## [Task statement]
Each line in the entries below that holds the string "this" is to be listed.

★ ★ ★ ★

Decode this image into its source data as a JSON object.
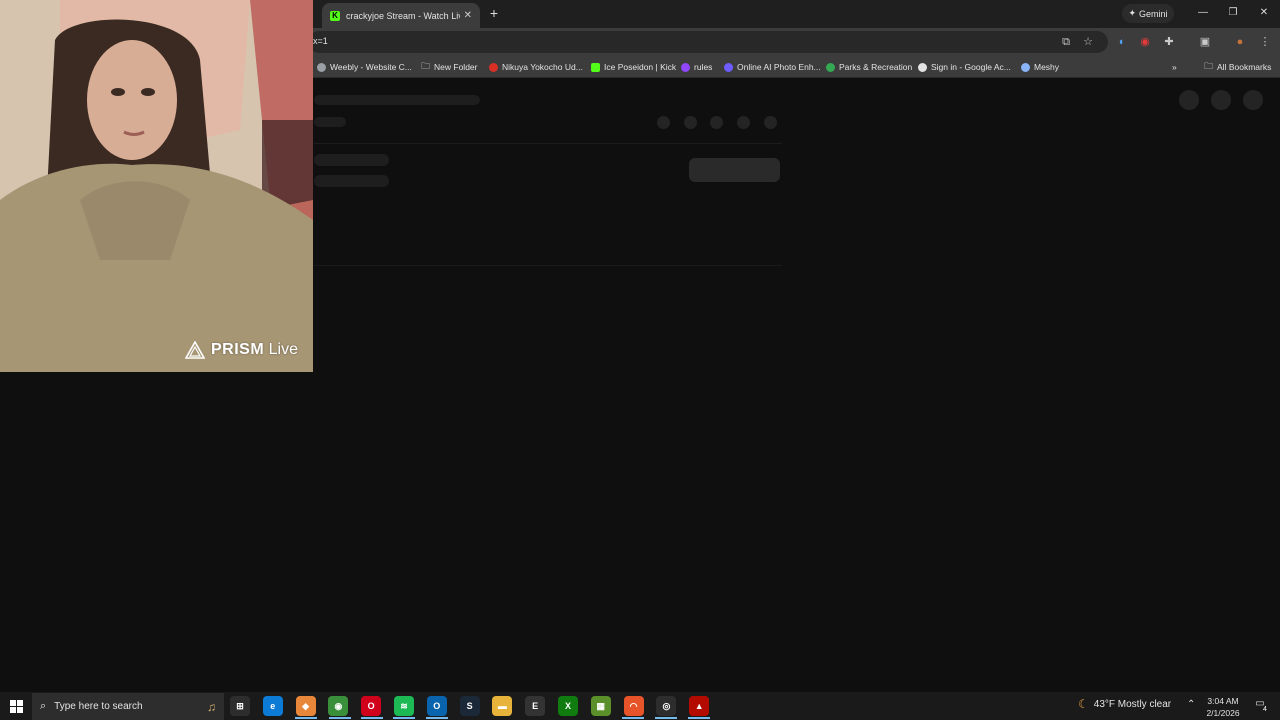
{
  "browser": {
    "tab_title": "crackyjoe Stream - Watch Live",
    "tab_close": "✕",
    "new_tab": "+",
    "gemini_label": "Gemini",
    "window_min": "—",
    "window_restore": "❐",
    "window_close": "✕",
    "url": "x=1"
  },
  "bookmarks": [
    {
      "label": "Weebly - Website C...",
      "icon": "globe-icon",
      "color": "#9aa0a6"
    },
    {
      "label": "New Folder",
      "icon": "folder-icon",
      "color": "#c8c8c8"
    },
    {
      "label": "Nikuya Yokocho Ud...",
      "icon": "restaurant-icon",
      "color": "#d93025"
    },
    {
      "label": "Ice Poseidon | Kick",
      "icon": "kick-icon",
      "color": "#53fc18"
    },
    {
      "label": "rules",
      "icon": "twitch-icon",
      "color": "#9146ff"
    },
    {
      "label": "Online AI Photo Enh...",
      "icon": "photo-ai-icon",
      "color": "#6f5cff"
    },
    {
      "label": "Parks & Recreation",
      "icon": "parks-icon",
      "color": "#34a853"
    },
    {
      "label": "Sign in - Google Ac...",
      "icon": "google-icon",
      "color": "#e3e3e3"
    },
    {
      "label": "Meshy",
      "icon": "meshy-icon",
      "color": "#8ab4f8"
    }
  ],
  "all_bookmarks": "All Bookmarks",
  "overlay": {
    "brand": "PRISM",
    "brand_suffix": "Live"
  },
  "taskbar": {
    "search_placeholder": "Type here to search",
    "weather": "43°F  Mostly clear",
    "time": "3:04 AM",
    "date": "2/1/2026",
    "notification_count": "4",
    "apps": [
      {
        "name": "task-view-icon",
        "color": "#2d2d2d",
        "glyph": "⊞"
      },
      {
        "name": "edge-icon",
        "color": "#0c7bd6",
        "glyph": "e"
      },
      {
        "name": "copilot-icon",
        "color": "#e8863a",
        "glyph": "◆"
      },
      {
        "name": "chrome-icon",
        "color": "#3a8f3a",
        "glyph": "◉"
      },
      {
        "name": "opera-icon",
        "color": "#d0021b",
        "glyph": "O"
      },
      {
        "name": "spotify-icon",
        "color": "#1db954",
        "glyph": "≋"
      },
      {
        "name": "outlook-icon",
        "color": "#0a64ad",
        "glyph": "O"
      },
      {
        "name": "steam-icon",
        "color": "#1b2838",
        "glyph": "S"
      },
      {
        "name": "file-explorer-icon",
        "color": "#e8b33a",
        "glyph": "▬"
      },
      {
        "name": "epic-games-icon",
        "color": "#333333",
        "glyph": "E"
      },
      {
        "name": "xbox-icon",
        "color": "#107c10",
        "glyph": "X"
      },
      {
        "name": "minecraft-icon",
        "color": "#5a8f2a",
        "glyph": "▦"
      },
      {
        "name": "brave-icon",
        "color": "#e8542a",
        "glyph": "◠"
      },
      {
        "name": "obs-icon",
        "color": "#2d2d2d",
        "glyph": "◎"
      },
      {
        "name": "acrobat-icon",
        "color": "#b30b00",
        "glyph": "▲"
      }
    ]
  }
}
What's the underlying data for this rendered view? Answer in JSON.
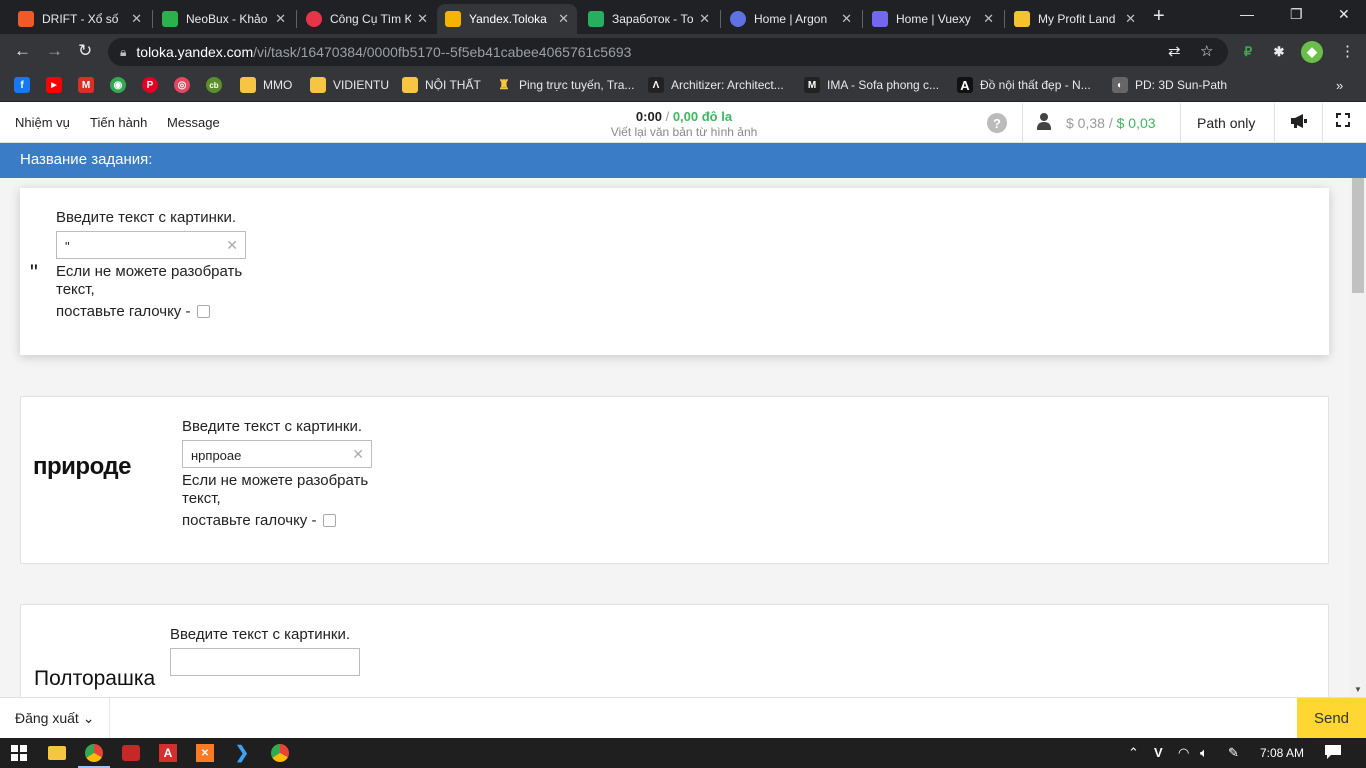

★ ★ ★ ★

## [Output of the task]
Decode this image into its source data as a JSON object.
What's the underlying data for this rendered view? Answer in JSON.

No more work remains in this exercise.